— BEGIN —

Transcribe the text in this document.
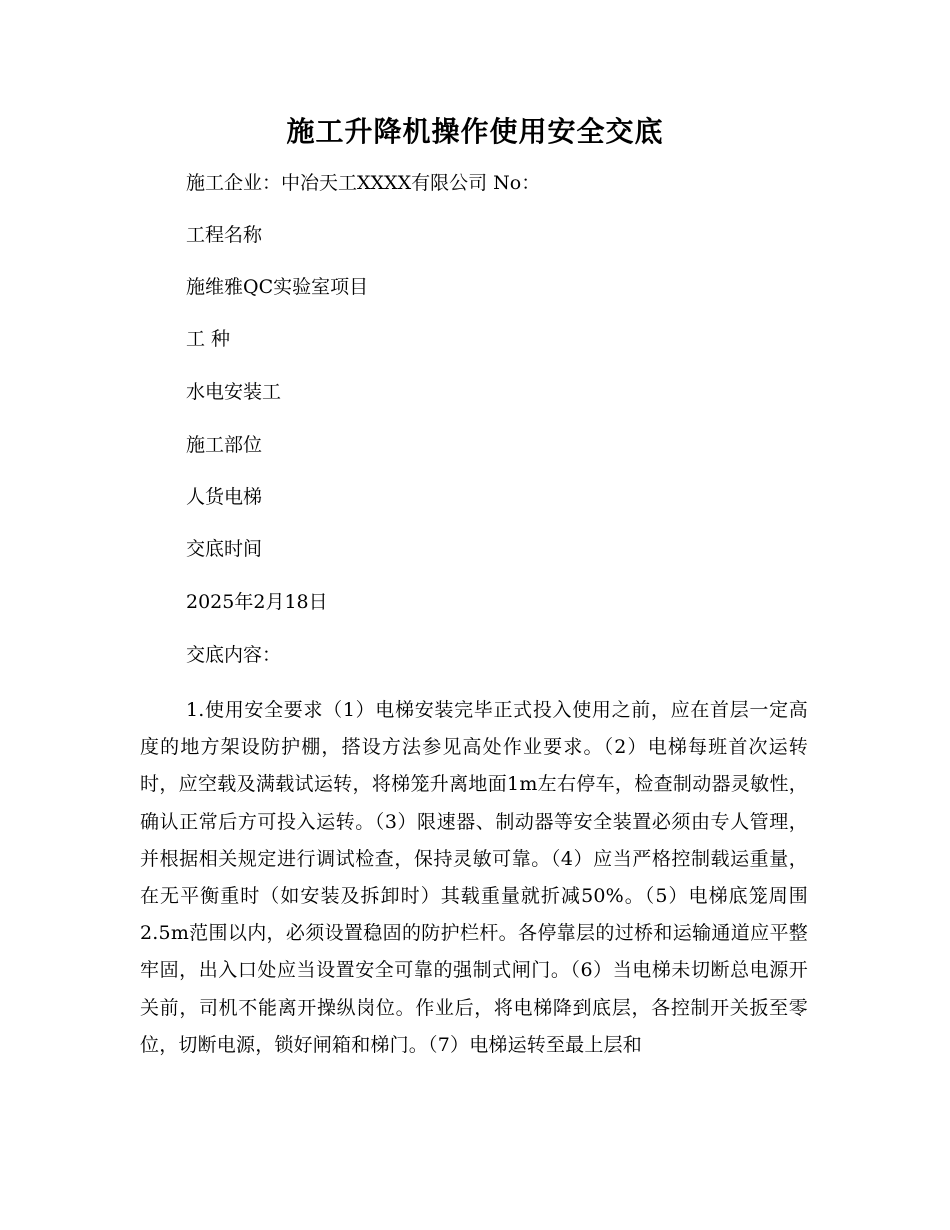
施工升降机操作使用安全交底
施工企业：中冶天工XXXX有限公司 No：
工程名称
施维雅QC实验室项目
工 种
水电安装工
施工部位
人货电梯
交底时间
2025年2月18日
交底内容：
1.使用安全要求（1）电梯安装完毕正式投入使用之前，应在首层一定高度的地方架设防护棚，搭设方法参见高处作业要求。（2）电梯每班首次运转时，应空载及满载试运转，将梯笼升离地面1m左右停车，检查制动器灵敏性，确认正常后方可投入运转。（3）限速器、制动器等安全装置必须由专人管理，并根据相关规定进行调试检查，保持灵敏可靠。（4）应当严格控制载运重量，在无平衡重时（如安装及拆卸时）其载重量就折减50%。（5）电梯底笼周围2.5m范围以内，必须设置稳固的防护栏杆。各停靠层的过桥和运输通道应平整牢固，出入口处应当设置安全可靠的强制式闸门。（6）当电梯未切断总电源开关前，司机不能离开操纵岗位。作业后，将电梯降到底层，各控制开关扳至零位，切断电源，锁好闸箱和梯门。（7）电梯运转至最上层和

— END —

### Problem details
From start to finish, output the listing exactly, but omit its pictures.

### Exercise solution
Transcribe the text in this document.
施工升降机操作使用安全交底
施工企业：中冶天工XXXX有限公司 No：
工程名称
施维雅QC实验室项目
工 种
水电安装工
施工部位
人货电梯
交底时间
2025年2月18日
交底内容：
1.使用安全要求（1）电梯安装完毕正式投入使用之前，应在首层一定高度的地方架设防护棚，搭设方法参见高处作业要求。（2）电梯每班首次运转时，应空载及满载试运转，将梯笼升离地面1m左右停车，检查制动器灵敏性，确认正常后方可投入运转。（3）限速器、制动器等安全装置必须由专人管理，并根据相关规定进行调试检查，保持灵敏可靠。（4）应当严格控制载运重量，在无平衡重时（如安装及拆卸时）其载重量就折减50%。（5）电梯底笼周围2.5m范围以内，必须设置稳固的防护栏杆。各停靠层的过桥和运输通道应平整牢固，出入口处应当设置安全可靠的强制式闸门。（6）当电梯未切断总电源开关前，司机不能离开操纵岗位。作业后，将电梯降到底层，各控制开关扳至零位，切断电源，锁好闸箱和梯门。（7）电梯运转至最上层和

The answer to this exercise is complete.